● Extracted records:
[START]

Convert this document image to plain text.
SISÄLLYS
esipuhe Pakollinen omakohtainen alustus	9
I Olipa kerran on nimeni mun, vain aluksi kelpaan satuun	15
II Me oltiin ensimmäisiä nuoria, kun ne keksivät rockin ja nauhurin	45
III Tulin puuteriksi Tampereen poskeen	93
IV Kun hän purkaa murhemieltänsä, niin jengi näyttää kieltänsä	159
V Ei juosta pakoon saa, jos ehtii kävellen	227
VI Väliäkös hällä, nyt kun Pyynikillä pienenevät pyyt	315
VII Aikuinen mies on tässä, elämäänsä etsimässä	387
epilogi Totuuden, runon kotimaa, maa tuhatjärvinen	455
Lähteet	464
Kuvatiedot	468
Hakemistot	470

[END]

● TASK PROMPT: Return the listing above word for word.

● CORRECT RESPONSE:
Convert this document image to plain text.
SISÄLLYS
esipuhe Pakollinen omakohtainen alustus	9
I Olipa kerran on nimeni mun, vain aluksi kelpaan satuun	15
II Me oltiin ensimmäisiä nuoria, kun ne keksivät rockin ja nauhurin	45
III Tulin puuteriksi Tampereen poskeen	93
IV Kun hän purkaa murhemieltänsä, niin jengi näyttää kieltänsä	159
V Ei juosta pakoon saa, jos ehtii kävellen	227
VI Väliäkös hällä, nyt kun Pyynikillä pienenevät pyyt	315
VII Aikuinen mies on tässä, elämäänsä etsimässä	387
epilogi Totuuden, runon kotimaa, maa tuhatjärvinen	455
Lähteet	464
Kuvatiedot	468
Hakemistot	470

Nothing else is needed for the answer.